### PROBLEM DESCRIPTION
Pull out each line of the records holding the string "type".

### DATASET RECORDS
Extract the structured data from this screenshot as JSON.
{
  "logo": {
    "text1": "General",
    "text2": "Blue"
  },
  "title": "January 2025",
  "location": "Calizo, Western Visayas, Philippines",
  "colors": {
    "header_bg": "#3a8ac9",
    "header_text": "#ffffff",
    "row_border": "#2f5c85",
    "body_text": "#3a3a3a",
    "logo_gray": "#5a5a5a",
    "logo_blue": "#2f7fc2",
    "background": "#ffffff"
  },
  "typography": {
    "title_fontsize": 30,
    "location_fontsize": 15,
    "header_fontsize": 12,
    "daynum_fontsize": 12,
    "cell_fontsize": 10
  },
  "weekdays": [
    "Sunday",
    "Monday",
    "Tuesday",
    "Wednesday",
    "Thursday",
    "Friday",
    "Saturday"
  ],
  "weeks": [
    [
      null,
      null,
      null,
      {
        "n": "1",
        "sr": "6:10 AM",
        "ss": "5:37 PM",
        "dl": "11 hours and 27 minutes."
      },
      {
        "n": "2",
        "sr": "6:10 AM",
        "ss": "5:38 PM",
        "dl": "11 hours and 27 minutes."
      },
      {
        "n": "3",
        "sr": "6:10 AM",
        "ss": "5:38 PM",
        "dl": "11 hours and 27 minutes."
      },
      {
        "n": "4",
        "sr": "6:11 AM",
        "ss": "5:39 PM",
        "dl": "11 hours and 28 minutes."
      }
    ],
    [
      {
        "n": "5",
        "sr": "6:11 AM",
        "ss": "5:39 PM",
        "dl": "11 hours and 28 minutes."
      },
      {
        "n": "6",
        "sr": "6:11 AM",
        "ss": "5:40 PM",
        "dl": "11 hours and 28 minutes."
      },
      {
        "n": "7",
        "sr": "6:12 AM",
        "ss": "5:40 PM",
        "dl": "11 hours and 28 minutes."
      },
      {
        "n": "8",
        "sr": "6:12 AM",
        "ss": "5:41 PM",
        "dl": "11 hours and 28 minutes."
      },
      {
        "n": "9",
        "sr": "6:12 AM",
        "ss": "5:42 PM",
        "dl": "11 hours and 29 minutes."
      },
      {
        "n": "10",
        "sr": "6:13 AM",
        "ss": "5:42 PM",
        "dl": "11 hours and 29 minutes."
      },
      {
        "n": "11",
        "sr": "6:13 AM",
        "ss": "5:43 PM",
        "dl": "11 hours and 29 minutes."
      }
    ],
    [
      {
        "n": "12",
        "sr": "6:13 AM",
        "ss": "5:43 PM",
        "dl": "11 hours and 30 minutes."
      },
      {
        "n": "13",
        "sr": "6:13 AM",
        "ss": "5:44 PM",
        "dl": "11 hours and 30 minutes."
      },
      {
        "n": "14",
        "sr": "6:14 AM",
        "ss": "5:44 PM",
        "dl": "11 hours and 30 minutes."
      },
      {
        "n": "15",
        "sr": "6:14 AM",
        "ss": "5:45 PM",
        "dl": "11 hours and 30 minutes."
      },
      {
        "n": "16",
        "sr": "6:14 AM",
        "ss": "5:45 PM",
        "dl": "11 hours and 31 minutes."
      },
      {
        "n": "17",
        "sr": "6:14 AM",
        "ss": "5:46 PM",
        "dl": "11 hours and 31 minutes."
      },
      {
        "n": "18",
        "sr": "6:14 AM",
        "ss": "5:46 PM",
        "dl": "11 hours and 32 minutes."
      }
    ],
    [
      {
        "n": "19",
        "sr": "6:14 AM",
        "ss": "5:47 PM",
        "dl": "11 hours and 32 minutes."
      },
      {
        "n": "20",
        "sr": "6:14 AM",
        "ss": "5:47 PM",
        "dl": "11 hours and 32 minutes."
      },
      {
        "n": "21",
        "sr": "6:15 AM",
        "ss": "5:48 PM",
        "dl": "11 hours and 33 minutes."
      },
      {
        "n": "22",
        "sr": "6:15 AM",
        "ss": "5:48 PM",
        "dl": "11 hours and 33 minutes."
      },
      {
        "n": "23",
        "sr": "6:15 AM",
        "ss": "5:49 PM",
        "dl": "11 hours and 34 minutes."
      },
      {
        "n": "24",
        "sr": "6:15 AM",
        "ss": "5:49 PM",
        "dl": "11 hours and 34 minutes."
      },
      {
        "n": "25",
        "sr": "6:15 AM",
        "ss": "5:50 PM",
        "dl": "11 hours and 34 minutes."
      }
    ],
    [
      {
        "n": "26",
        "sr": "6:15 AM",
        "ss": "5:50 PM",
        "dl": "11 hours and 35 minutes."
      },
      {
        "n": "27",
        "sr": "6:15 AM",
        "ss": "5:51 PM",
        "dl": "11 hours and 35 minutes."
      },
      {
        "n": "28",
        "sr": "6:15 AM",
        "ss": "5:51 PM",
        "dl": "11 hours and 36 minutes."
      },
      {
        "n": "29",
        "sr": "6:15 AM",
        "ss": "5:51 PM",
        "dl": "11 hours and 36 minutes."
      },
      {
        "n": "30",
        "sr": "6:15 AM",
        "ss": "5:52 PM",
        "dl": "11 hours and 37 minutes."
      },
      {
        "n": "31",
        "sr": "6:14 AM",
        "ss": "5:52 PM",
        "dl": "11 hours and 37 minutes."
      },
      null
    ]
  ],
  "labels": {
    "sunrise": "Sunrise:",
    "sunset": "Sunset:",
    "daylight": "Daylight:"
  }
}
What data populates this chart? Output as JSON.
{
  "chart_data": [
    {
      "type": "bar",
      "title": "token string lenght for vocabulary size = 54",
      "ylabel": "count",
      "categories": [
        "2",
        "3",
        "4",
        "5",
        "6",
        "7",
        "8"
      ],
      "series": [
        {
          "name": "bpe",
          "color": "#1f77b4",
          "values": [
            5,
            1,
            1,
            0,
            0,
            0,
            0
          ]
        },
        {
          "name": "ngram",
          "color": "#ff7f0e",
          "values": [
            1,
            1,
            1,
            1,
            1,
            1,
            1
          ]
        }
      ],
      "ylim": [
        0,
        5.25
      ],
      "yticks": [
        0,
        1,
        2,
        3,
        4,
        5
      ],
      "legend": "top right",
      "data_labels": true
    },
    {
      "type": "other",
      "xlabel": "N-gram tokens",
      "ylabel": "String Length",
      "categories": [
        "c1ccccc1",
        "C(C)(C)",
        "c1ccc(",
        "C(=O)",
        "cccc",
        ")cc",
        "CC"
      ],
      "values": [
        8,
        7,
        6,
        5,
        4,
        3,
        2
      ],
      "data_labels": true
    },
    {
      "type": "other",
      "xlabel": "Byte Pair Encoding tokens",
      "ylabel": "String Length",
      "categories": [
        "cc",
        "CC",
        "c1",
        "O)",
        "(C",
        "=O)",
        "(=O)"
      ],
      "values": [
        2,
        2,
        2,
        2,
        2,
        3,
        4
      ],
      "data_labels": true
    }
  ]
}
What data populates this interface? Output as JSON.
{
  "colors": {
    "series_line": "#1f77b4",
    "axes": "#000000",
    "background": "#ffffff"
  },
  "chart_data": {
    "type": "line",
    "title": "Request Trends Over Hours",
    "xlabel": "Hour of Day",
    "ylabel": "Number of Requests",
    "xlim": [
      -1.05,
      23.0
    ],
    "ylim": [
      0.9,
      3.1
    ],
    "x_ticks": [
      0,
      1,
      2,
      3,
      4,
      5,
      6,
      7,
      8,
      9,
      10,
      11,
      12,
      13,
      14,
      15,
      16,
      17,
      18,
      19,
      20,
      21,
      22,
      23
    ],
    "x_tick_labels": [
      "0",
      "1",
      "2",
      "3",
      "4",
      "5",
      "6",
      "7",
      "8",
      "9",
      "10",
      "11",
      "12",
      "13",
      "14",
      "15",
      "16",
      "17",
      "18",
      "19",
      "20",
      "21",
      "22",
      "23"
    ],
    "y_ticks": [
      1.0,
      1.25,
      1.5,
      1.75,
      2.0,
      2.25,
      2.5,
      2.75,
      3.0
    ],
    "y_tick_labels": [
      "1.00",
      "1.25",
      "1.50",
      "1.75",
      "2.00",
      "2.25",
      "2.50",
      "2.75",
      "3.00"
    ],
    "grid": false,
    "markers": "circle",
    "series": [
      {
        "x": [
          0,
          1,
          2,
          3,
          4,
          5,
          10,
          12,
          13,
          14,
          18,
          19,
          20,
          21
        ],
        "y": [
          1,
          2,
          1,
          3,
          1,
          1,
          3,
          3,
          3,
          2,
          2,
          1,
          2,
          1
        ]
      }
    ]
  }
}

### CORRECT OUTPUT
      "type": "bar",
      "type": "other",
      "type": "other",
    "type": "line",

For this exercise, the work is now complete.